• Task to complete
Work out how many lines in the data hold the word "Molar", and reply with that number only.

── Records for the task ──

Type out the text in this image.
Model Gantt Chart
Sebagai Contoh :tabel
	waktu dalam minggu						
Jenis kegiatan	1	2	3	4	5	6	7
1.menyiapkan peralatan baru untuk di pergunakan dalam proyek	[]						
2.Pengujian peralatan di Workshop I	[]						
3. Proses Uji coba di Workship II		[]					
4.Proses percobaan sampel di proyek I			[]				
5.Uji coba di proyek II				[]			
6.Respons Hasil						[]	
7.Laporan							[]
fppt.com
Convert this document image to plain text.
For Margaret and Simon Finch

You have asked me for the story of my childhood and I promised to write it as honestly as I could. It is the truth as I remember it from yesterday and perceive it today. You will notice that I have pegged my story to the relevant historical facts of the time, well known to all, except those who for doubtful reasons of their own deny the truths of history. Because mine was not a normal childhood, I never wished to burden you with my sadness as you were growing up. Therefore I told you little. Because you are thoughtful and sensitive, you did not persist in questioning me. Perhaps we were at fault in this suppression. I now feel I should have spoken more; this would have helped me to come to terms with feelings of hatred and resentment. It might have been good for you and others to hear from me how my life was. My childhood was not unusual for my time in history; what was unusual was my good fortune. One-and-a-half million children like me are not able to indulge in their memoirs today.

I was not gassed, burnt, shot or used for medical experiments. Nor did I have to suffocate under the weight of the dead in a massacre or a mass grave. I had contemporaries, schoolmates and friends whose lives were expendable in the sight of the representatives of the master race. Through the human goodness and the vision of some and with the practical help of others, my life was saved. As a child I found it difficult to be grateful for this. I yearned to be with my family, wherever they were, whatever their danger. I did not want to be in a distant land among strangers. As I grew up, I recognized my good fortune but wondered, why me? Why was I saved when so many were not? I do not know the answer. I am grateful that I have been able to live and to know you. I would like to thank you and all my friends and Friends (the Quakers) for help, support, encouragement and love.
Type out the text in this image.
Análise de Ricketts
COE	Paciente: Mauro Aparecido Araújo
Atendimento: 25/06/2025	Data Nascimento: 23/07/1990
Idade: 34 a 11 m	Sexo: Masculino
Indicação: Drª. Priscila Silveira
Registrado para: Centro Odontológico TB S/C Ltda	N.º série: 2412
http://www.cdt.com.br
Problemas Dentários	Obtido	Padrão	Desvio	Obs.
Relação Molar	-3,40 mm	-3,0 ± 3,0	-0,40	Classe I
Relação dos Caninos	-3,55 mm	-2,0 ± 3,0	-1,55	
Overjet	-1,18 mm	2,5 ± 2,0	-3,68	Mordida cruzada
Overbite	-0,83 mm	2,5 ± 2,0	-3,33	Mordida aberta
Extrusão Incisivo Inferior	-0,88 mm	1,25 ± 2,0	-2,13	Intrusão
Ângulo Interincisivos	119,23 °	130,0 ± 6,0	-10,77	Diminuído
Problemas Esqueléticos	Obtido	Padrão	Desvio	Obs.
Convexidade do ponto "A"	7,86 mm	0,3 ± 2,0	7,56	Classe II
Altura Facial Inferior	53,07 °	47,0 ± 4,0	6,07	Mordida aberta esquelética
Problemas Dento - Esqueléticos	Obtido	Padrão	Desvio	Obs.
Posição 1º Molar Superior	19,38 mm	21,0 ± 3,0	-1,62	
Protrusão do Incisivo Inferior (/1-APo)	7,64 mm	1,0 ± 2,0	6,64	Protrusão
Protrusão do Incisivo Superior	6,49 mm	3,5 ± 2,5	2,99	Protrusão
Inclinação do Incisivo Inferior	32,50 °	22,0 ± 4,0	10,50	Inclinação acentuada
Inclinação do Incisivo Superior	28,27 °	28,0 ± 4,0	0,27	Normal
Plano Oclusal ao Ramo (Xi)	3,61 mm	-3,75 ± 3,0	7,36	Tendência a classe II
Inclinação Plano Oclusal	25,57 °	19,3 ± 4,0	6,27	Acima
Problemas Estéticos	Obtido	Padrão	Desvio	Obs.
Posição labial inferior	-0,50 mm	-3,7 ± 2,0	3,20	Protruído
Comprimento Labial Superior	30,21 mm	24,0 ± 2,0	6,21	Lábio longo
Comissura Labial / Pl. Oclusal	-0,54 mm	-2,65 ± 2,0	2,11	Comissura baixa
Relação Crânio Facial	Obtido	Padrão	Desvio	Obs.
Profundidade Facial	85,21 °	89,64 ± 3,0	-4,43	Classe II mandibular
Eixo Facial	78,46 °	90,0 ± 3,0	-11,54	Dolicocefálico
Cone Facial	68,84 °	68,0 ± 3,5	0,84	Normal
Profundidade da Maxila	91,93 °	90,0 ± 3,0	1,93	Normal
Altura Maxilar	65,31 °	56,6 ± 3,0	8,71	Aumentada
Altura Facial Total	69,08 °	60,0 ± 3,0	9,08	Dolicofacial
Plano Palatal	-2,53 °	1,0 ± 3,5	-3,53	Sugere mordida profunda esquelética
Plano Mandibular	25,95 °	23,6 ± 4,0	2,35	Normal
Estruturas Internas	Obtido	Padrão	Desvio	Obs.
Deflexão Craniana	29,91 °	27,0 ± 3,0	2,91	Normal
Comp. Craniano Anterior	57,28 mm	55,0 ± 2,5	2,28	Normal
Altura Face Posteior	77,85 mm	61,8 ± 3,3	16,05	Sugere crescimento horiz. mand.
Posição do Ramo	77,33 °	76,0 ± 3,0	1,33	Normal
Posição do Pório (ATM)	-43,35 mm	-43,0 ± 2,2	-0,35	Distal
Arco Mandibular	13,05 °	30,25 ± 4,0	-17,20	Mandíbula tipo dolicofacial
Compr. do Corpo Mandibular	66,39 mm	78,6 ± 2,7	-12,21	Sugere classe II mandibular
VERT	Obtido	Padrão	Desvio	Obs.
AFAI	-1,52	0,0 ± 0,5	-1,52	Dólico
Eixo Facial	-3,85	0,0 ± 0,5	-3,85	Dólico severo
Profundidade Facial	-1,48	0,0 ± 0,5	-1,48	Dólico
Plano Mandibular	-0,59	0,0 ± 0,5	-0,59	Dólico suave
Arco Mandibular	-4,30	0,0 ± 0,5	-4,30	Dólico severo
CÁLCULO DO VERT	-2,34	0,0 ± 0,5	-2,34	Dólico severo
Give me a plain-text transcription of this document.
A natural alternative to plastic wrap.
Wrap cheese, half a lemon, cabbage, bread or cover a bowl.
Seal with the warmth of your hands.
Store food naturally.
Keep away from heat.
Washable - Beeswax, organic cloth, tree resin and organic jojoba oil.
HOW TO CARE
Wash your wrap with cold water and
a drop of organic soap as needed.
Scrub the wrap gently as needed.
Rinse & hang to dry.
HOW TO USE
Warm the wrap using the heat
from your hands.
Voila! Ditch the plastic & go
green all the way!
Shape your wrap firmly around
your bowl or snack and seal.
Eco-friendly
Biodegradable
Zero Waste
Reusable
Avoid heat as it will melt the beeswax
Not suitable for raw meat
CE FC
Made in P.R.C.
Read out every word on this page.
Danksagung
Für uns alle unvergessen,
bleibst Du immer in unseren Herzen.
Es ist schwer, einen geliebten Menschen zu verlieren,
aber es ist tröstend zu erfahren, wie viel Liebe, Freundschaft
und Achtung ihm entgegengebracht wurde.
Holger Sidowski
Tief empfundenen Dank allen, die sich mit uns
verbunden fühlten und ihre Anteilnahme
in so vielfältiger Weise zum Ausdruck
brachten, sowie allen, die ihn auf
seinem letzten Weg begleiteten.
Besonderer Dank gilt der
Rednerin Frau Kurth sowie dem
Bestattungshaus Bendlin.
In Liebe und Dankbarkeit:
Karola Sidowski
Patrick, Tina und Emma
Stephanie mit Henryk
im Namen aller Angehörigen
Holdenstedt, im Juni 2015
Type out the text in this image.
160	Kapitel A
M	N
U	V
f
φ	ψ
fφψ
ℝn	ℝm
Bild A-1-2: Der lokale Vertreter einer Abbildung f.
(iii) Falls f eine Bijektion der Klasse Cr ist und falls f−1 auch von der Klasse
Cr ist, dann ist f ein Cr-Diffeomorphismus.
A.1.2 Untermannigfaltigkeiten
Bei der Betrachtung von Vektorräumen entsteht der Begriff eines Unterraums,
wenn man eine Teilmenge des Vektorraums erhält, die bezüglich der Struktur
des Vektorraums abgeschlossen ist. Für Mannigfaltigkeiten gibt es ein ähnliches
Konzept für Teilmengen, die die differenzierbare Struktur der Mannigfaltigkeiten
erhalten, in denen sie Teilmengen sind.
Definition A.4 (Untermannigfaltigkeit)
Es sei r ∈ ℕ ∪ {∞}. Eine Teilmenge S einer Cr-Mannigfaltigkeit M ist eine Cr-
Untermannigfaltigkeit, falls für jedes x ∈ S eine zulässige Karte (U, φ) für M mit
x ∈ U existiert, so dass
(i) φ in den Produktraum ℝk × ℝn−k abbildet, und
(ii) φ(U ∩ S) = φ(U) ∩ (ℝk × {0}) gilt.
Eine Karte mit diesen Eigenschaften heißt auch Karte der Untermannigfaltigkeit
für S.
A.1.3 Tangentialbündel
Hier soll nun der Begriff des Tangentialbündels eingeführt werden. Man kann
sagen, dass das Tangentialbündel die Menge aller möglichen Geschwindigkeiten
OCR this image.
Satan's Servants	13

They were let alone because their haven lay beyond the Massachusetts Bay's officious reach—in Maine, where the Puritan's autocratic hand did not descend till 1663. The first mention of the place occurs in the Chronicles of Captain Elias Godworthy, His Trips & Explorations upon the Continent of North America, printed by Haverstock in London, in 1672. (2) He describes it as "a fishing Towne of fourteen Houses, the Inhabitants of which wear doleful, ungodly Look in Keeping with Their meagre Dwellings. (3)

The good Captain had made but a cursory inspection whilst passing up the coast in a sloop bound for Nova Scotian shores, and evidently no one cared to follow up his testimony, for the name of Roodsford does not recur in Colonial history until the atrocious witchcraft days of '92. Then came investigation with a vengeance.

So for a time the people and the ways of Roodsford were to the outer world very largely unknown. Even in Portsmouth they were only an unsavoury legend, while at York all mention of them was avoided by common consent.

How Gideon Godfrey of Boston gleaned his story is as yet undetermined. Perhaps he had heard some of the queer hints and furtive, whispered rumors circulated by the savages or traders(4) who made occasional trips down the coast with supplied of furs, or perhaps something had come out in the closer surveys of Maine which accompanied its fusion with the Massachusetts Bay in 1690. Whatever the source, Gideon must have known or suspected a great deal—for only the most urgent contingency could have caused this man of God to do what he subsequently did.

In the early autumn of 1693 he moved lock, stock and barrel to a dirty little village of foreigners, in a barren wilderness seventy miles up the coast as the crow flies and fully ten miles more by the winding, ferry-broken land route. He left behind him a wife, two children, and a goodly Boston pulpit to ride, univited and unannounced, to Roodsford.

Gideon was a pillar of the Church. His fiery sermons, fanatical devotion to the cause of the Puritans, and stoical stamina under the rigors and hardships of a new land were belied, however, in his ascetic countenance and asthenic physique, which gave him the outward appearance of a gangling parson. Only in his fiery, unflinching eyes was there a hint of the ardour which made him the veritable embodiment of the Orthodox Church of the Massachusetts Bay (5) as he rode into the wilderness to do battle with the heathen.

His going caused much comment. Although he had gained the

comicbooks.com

───

• The solution
2